> **Your objective**: Where a line below holds the string "Dorion", copy that line.

> **Dataset entries**:
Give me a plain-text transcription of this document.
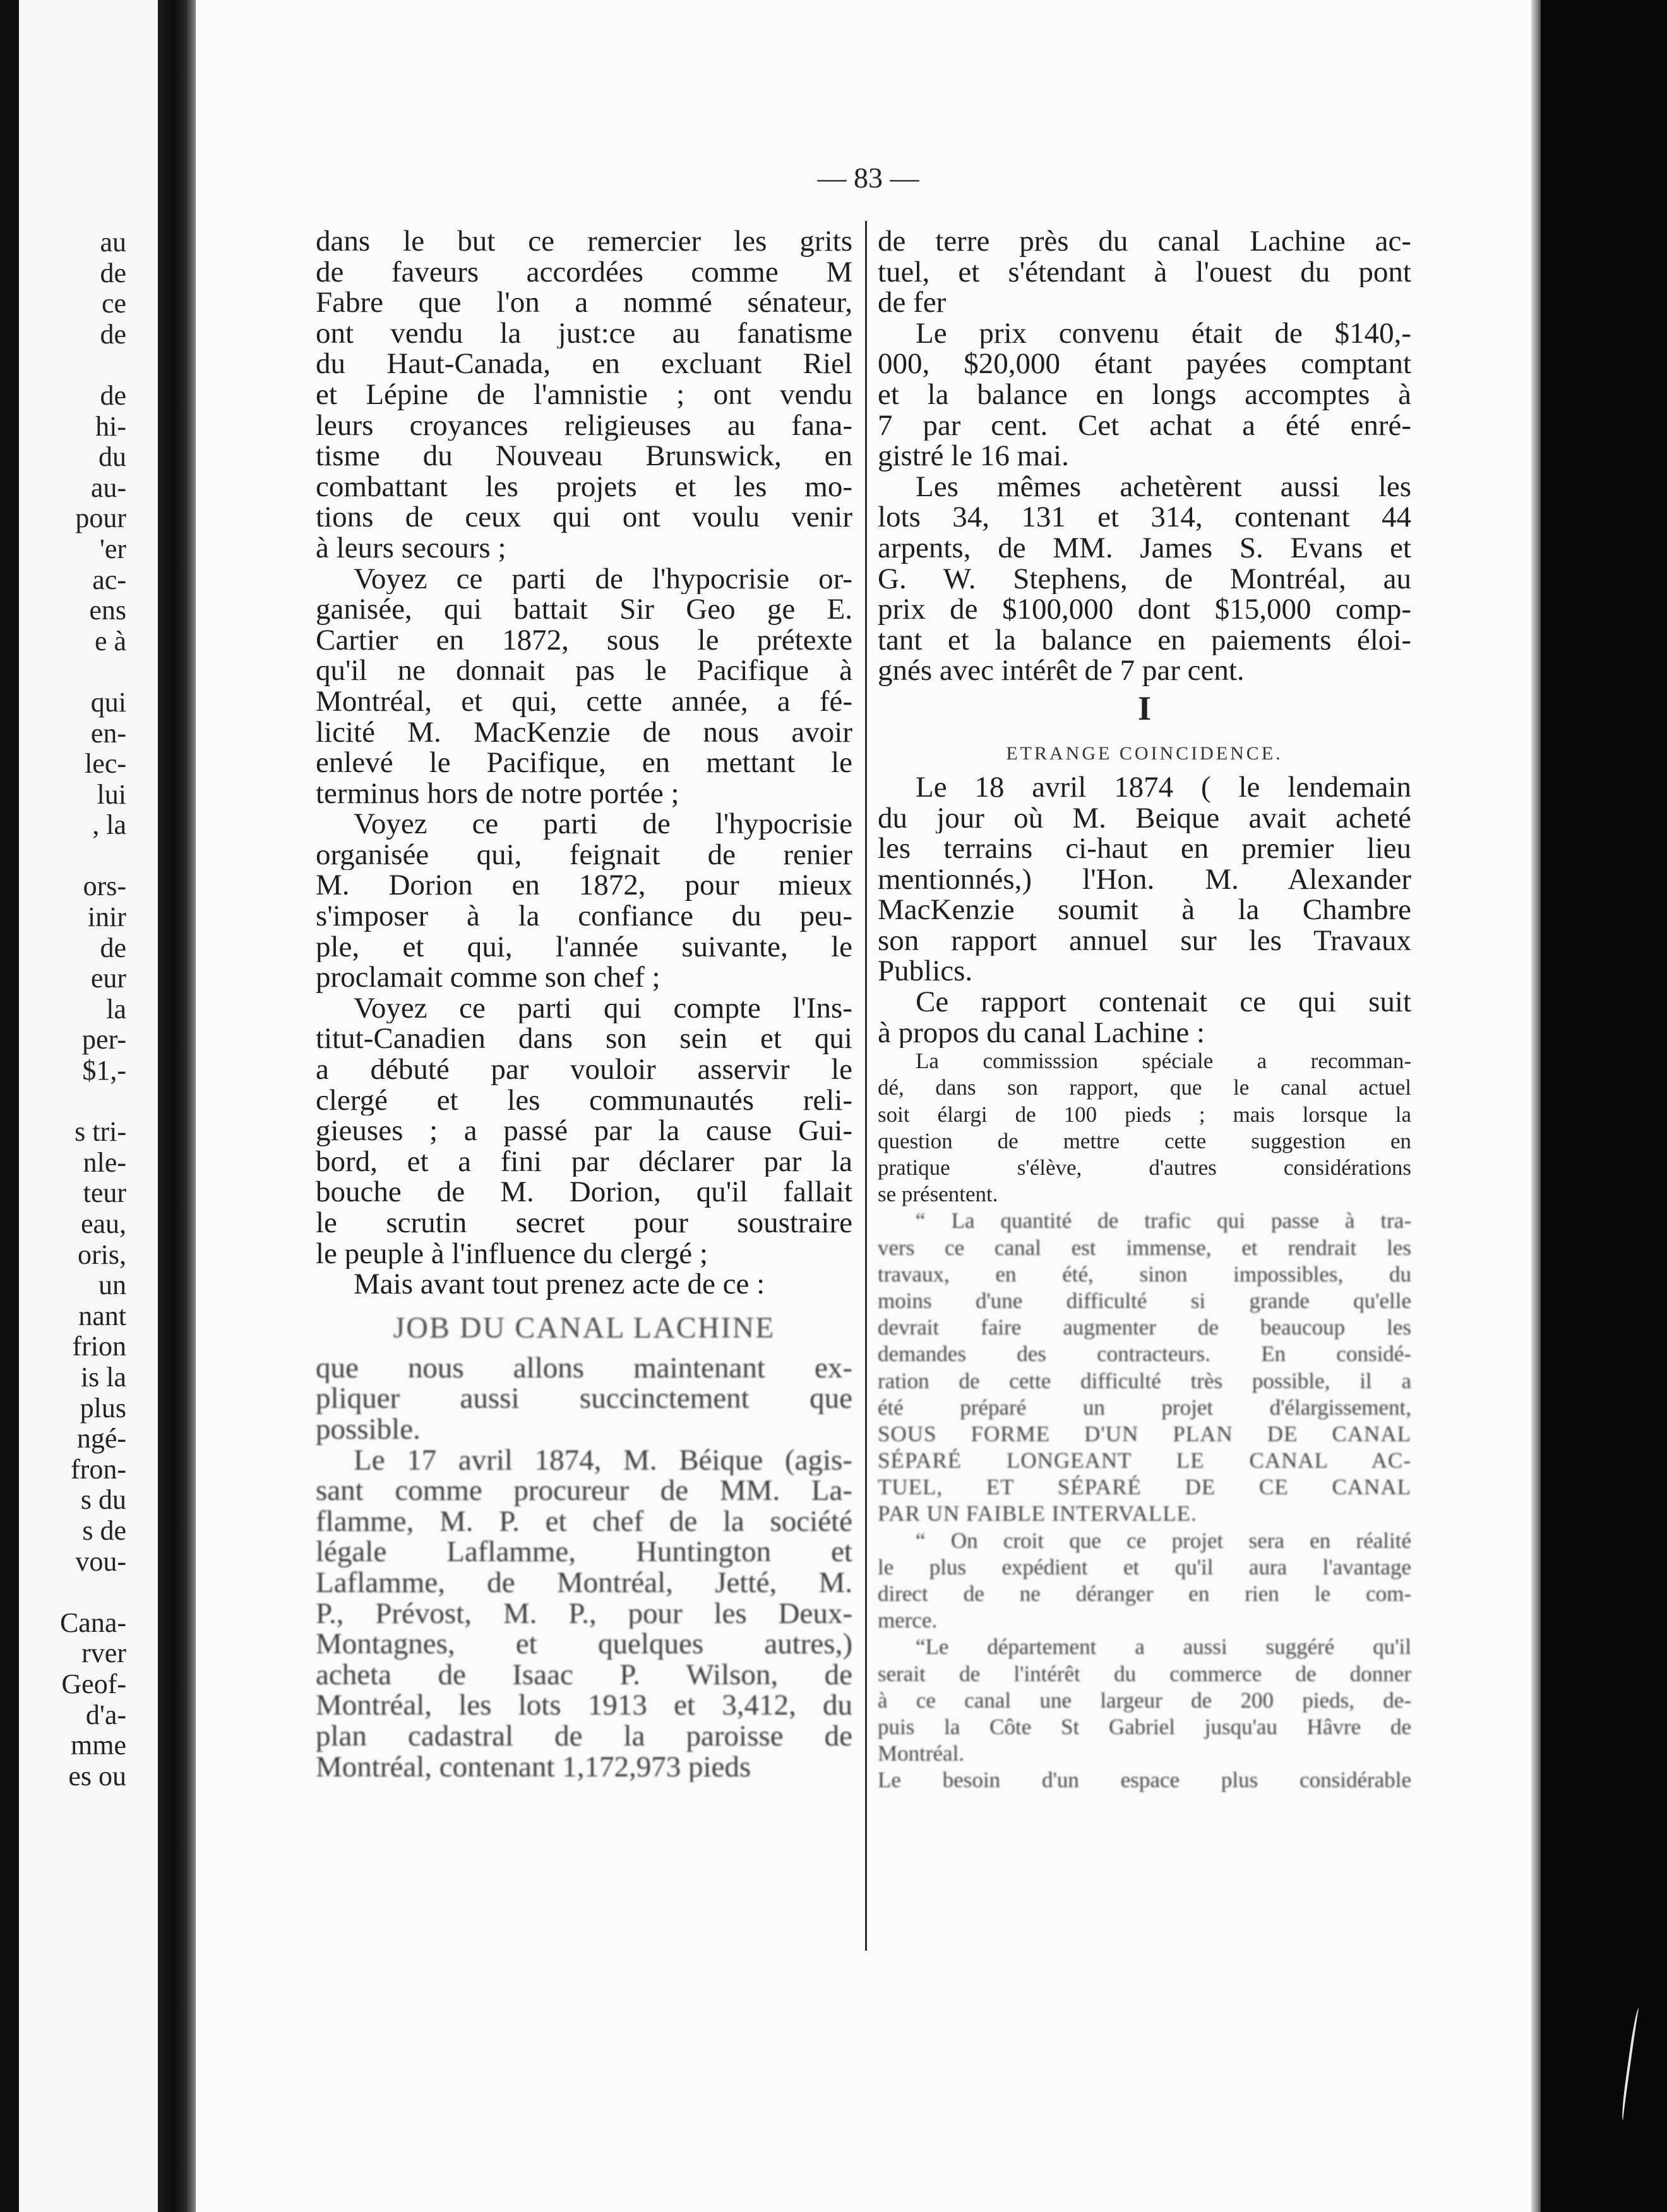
au
de
ce
de
de
hi-
du
au-
pour
'er
ac-
ens
e à
qui
en-
lec-
lui
, la
ors-
inir
de
eur
la
per-
$1,-
s tri-
nle-
teur
eau,
oris,
un
nant
frion
is la
plus
ngé-
fron-
s du
s de
vou-
Cana-
rver
Geof-
d'a-
mme
es ou
— 83 —
dans le but ce remercier les grits
de faveurs accordées comme M
Fabre que l'on a nommé sénateur,
ont vendu la just:ce au fanatisme
du Haut-Canada, en excluant Riel
et Lépine de l'amnistie ; ont vendu
leurs croyances religieuses au fana-
tisme du Nouveau Brunswick, en
combattant les projets et les mo-
tions de ceux qui ont voulu venir
à leurs secours ;
Voyez ce parti de l'hypocrisie or-
ganisée, qui battait Sir Geo ge E.
Cartier en 1872, sous le prétexte
qu'il ne donnait pas le Pacifique à
Montréal, et qui, cette année, a fé-
licité M. MacKenzie de nous avoir
enlevé le Pacifique, en mettant le
terminus hors de notre portée ;
Voyez ce parti de l'hypocrisie
organisée qui, feignait de renier
M. Dorion en 1872, pour mieux
s'imposer à la confiance du peu-
ple, et qui, l'année suivante, le
proclamait comme son chef ;
Voyez ce parti qui compte l'Ins-
titut-Canadien dans son sein et qui
a débuté par vouloir asservir le
clergé et les communautés reli-
gieuses ; a passé par la cause Gui-
bord, et a fini par déclarer par la
bouche de M. Dorion, qu'il fallait
le scrutin secret pour soustraire
le peuple à l'influence du clergé ;
Mais avant tout prenez acte de ce :
JOB DU CANAL LACHINE
que nous allons maintenant ex-
pliquer aussi succinctement que
possible.
Le 17 avril 1874, M. Béique (agis-
sant comme procureur de MM. La-
flamme, M. P. et chef de la société
légale Laflamme, Huntington et
Laflamme, de Montréal, Jetté, M.
P., Prévost, M. P., pour les Deux-
Montagnes, et quelques autres,)
acheta de Isaac P. Wilson, de
Montréal, les lots 1913 et 3,412, du
plan cadastral de la paroisse de
Montréal, contenant 1,172,973 pieds
de terre près du canal Lachine ac-
tuel, et s'étendant à l'ouest du pont
de fer
Le prix convenu était de $140,-
000, $20,000 étant payées comptant
et la balance en longs accomptes à
7 par cent. Cet achat a été enré-
gistré le 16 mai.
Les mêmes achetèrent aussi les
lots 34, 131 et 314, contenant 44
arpents, de MM. James S. Evans et
G. W. Stephens, de Montréal, au
prix de $100,000 dont $15,000 comp-
tant et la balance en paiements éloi-
gnés avec intérêt de 7 par cent.
I
ETRANGE COINCIDENCE.
Le 18 avril 1874 ( le lendemain
du jour où M. Beique avait acheté
les terrains ci-haut en premier lieu
mentionnés,) l'Hon. M. Alexander
MacKenzie soumit à la Chambre
son rapport annuel sur les Travaux
Publics.
Ce rapport contenait ce qui suit
à propos du canal Lachine :
La commisssion spéciale a recomman-
dé, dans son rapport, que le canal actuel
soit élargi de 100 pieds ; mais lorsque la
question de mettre cette suggestion en
pratique s'élève, d'autres considérations
se présentent.
“ La quantité de trafic qui passe à tra-
vers ce canal est immense, et rendrait les
travaux, en été, sinon impossibles, du
moins d'une difficulté si grande qu'elle
devrait faire augmenter de beaucoup les
demandes des contracteurs. En considé-
ration de cette difficulté très possible, il a
été préparé un projet d'élargissement,
SOUS FORME D'UN PLAN DE CANAL
SÉPARÉ LONGEANT LE CANAL AC-
TUEL, ET SÉPARÉ DE CE CANAL
PAR UN FAIBLE INTERVALLE.
“ On croit que ce projet sera en réalité
le plus expédient et qu'il aura l'avantage
direct de ne déranger en rien le com-
merce.
“Le département a aussi suggéré qu'il
serait de l'intérêt du commerce de donner
à ce canal une largeur de 200 pieds, de-
puis la Côte St Gabriel jusqu'au Hâvre de
Montréal.
Le besoin d'un espace plus considérable
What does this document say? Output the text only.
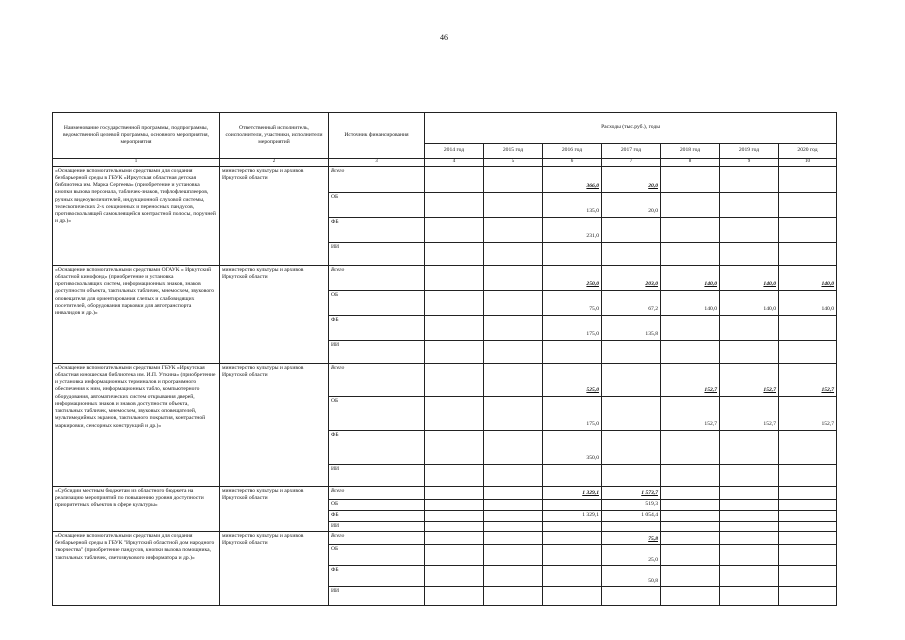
46
Наименование государственной программы, подпрограммы, ведомственной целевой программы, основного мероприятия, мероприятия	Ответственный исполнитель, соисполнители, участники, исполнители мероприятий	Источник финансирования	Расходы (тыс.руб.), годы						
			2014 год	2015 год	2016 год	2017 год	2018 год	2019 год	2020 год
1	2	3	4	5	6	7	8	9	10
«Оснащение вспомогательными средствами для создания безбарьерной среды в ГБУК «Иркутская областная детская библиотека им. Марка Сергеева» (приобретение и установка кнопки вызова персонала, табличек-знаков, тифлофлешплееров, ручных видеоувеличителей, индукционной слуховой системы, телескопических 2-х секционных и переносных пандусов, противоскользящей самоклеящейся контрастной полосы, поручней и др.)»	министерство культуры и архивов Иркутской области	Всего			366,0	20,0			
		ОБ			135,0	20,0			
		ФБ			231,0				
		ИИ							
«Оснащение вспомогательными средствами ОГАУК « Иркутский областной кинофонд» (приобретение и установка противоскользящих систем, информационных знаков, знаков доступности объекта, тактильных табличек, мнемосхем, звукового оповещателя для ориентирования слепых и слабовидящих посетителей, оборудования парковки для автотранспорта инвалидов и др.)»	министерство культуры и архивов Иркутской области	Всего			250,0	203,0	140,0	140,0	140,0
		ОБ			75,0	67,2	140,0	140,0	140,0
		ФБ			175,0	135,8			
		ИИ							
«Оснащение вспомогательными средствами ГБУК «Иркутская областная юношеская библиотека им. И.П. Уткина» (приобретение и установка информационных терминалов и программного обеспечения к ним, информационных табло, компьютерного оборудования, автоматических систем открывания дверей, информационных знаков и знаков доступности объекта, тактильных табличек, мнемосхем, звуковых оповещателей, мультимедийных экранов, тактильного покрытия, контрастной маркировки, сенсорных конструкций и др.)»	министерство культуры и архивов Иркутской области	Всего			525,0		152,7	152,7	152,7
		ОБ			175,0		152,7	152,7	152,7
		ФБ			350,0				
		ИИ							
«Субсидии местным бюджетам из областного бюджета на реализацию мероприятий по повышению уровня доступности приоритетных объектов в сфере культуры»	министерство культуры и архивов Иркутской области	Всего			1 329,1	1 573,7			
		ОБ				519,3			
		ФБ			1 329,1	1 054,4			
		ИИ							
«Оснащение вспомогательными средствами для создания безбарьерной среды в ГБУК "Иркутский областной дом народного творчества" (приобретение пандусов, кнопки вызова помощника, тактильных табличек, светозвукового информатора и др.)»	министерство культуры и архивов Иркутской области	Всего				75,8			
		ОБ				25,0			
		ФБ				50,8			
		ИИ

> **Output for this task**:
M. Dorion en 1872, pour mieux
bouche de M. Dorion, qu'il fallait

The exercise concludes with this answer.